══ AVAILABLE DATA
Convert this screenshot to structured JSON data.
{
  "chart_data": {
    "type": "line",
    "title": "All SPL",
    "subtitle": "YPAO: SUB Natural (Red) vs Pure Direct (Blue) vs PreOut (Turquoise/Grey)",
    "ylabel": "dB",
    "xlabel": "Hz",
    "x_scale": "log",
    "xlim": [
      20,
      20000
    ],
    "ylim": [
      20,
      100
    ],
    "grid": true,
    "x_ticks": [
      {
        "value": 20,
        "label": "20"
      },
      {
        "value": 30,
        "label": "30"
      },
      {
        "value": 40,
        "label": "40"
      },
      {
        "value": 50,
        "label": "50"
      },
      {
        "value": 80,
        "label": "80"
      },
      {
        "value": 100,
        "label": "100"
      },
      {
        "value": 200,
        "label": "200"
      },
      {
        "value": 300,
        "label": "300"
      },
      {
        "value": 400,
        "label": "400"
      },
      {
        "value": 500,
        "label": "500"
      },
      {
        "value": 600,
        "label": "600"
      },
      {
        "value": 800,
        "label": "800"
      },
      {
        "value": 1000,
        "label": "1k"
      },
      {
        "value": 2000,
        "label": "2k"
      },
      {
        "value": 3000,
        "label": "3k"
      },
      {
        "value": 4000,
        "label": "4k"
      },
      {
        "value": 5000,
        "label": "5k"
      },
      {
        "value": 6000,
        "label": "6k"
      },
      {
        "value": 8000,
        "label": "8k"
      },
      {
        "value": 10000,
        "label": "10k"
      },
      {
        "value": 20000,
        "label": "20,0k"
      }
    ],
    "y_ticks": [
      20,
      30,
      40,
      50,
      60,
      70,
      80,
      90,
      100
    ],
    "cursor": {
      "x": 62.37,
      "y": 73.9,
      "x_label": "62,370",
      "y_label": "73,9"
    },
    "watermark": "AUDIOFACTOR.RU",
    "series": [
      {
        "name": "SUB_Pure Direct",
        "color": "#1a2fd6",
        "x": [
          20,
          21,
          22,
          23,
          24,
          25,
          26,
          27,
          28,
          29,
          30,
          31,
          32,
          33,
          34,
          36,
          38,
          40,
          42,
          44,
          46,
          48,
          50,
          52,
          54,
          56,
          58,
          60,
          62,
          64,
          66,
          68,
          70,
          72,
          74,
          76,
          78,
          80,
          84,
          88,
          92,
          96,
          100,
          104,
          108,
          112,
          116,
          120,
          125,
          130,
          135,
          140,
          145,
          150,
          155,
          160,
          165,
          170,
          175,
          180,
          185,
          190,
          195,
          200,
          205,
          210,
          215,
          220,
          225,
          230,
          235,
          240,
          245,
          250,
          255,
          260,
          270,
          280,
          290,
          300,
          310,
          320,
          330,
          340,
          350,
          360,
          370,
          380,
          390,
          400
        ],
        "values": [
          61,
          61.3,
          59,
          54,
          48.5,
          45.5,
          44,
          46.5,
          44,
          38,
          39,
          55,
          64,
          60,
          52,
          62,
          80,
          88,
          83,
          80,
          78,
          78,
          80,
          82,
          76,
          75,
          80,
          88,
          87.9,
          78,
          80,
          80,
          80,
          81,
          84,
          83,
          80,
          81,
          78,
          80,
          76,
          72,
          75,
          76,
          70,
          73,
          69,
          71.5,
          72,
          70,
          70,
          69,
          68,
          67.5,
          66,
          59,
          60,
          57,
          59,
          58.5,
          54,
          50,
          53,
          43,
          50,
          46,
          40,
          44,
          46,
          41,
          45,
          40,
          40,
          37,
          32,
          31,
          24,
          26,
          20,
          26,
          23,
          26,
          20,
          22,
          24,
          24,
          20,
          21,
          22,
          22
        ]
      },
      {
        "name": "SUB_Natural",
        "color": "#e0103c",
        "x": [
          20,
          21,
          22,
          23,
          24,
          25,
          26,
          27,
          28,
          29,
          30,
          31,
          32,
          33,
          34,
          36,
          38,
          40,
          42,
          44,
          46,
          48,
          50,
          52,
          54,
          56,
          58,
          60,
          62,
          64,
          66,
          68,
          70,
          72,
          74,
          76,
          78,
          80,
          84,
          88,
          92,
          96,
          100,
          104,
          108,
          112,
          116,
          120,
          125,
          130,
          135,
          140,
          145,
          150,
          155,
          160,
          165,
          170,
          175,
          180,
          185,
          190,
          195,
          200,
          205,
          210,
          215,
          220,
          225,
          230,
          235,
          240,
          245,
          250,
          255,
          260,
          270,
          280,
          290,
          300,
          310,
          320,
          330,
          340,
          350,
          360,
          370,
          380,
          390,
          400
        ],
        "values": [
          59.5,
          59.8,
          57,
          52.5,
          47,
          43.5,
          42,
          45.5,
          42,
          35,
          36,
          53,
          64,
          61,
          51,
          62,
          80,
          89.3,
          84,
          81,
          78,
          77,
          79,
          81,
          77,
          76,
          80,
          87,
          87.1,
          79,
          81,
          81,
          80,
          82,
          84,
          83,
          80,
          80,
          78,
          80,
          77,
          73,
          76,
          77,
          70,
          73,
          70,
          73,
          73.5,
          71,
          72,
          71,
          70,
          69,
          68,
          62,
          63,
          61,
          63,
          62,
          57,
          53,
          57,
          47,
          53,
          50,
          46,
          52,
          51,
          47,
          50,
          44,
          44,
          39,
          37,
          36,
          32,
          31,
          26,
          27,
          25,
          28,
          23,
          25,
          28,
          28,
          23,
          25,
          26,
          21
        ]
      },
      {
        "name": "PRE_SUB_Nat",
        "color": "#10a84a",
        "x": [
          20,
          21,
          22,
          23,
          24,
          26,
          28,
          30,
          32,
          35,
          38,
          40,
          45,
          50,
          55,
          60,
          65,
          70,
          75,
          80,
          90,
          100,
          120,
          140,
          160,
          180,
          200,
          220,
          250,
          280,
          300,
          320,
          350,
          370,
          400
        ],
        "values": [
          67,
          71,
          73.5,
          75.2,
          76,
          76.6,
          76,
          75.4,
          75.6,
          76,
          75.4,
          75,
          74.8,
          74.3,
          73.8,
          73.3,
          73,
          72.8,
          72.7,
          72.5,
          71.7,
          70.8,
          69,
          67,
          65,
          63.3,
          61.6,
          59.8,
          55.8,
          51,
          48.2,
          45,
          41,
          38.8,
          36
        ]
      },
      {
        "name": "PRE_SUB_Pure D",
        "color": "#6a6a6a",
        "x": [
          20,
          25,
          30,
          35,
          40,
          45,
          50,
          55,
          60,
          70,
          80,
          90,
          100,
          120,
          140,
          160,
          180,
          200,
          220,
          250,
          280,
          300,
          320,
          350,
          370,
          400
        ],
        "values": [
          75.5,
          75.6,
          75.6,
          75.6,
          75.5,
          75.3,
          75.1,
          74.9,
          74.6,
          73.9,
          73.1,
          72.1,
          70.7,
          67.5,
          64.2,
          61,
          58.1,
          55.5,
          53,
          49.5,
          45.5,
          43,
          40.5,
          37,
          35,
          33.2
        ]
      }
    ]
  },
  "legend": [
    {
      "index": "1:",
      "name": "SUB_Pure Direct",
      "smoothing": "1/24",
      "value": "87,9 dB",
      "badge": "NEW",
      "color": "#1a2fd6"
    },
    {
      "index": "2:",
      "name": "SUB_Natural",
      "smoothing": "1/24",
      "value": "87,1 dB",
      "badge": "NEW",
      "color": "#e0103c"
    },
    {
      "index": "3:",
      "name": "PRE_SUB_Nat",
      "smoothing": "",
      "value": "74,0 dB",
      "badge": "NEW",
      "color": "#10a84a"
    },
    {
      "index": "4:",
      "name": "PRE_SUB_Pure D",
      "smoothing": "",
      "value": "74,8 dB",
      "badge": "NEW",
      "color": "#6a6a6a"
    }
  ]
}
════
══ AVAILABLE DATA
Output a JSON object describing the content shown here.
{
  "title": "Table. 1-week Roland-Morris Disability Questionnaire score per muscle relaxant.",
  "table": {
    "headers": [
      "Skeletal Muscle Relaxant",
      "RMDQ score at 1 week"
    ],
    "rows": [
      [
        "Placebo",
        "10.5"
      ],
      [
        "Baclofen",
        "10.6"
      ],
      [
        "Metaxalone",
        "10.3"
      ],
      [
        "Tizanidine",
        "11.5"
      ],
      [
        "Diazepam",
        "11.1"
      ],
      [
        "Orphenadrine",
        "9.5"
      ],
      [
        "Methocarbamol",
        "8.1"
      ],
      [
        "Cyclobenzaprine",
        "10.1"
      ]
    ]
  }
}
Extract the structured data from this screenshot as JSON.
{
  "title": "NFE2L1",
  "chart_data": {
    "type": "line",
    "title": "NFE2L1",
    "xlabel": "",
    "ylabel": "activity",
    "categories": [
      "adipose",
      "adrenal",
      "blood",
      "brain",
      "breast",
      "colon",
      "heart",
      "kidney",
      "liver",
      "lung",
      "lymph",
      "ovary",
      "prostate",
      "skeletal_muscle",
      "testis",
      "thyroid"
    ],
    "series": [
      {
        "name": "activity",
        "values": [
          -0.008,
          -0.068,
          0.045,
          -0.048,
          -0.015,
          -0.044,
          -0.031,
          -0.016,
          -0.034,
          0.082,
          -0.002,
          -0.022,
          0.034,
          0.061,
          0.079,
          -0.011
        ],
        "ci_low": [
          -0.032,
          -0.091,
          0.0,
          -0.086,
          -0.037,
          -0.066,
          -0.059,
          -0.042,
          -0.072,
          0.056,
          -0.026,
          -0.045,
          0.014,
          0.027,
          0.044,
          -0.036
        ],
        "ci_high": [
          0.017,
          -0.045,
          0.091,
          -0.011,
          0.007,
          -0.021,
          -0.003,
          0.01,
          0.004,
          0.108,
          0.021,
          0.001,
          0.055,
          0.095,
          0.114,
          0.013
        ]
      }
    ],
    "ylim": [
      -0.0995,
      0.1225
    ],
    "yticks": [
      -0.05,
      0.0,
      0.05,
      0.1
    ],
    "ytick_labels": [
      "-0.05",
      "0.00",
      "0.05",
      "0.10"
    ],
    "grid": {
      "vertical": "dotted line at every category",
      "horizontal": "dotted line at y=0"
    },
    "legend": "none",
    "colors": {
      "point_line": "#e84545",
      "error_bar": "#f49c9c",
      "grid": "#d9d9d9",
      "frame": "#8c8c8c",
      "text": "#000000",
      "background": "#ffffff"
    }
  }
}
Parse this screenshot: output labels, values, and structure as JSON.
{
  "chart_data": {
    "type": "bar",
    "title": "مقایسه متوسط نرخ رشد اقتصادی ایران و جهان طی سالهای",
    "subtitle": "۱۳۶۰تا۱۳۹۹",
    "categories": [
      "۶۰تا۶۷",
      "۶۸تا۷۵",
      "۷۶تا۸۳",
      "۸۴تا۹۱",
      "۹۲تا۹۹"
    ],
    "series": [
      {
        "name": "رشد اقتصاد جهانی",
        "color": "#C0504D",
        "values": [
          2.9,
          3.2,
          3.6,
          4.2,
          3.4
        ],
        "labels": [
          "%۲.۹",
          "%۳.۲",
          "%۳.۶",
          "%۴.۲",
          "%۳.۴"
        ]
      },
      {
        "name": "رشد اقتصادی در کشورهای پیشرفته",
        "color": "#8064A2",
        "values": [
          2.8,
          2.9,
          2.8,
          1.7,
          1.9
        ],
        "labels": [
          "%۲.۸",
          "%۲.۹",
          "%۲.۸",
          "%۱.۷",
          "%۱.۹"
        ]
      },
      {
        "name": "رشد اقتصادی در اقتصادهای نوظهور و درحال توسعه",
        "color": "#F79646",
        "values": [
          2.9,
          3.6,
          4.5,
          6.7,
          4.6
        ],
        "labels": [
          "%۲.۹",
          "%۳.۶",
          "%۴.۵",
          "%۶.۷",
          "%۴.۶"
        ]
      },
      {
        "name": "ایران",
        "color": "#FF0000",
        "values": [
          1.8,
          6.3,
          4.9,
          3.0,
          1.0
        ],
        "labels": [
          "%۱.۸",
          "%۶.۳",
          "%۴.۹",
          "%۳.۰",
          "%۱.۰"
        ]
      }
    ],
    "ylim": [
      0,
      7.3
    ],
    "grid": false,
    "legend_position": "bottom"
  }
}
════
** YOUR OBJECTIVE **
Return all lines containing the word "ایران".

** SOLUTION FOR THIS PROBLEM **
    "title": "مقایسه متوسط نرخ رشد اقتصادی ایران و جهان طی سالهای",
        "name": "ایران",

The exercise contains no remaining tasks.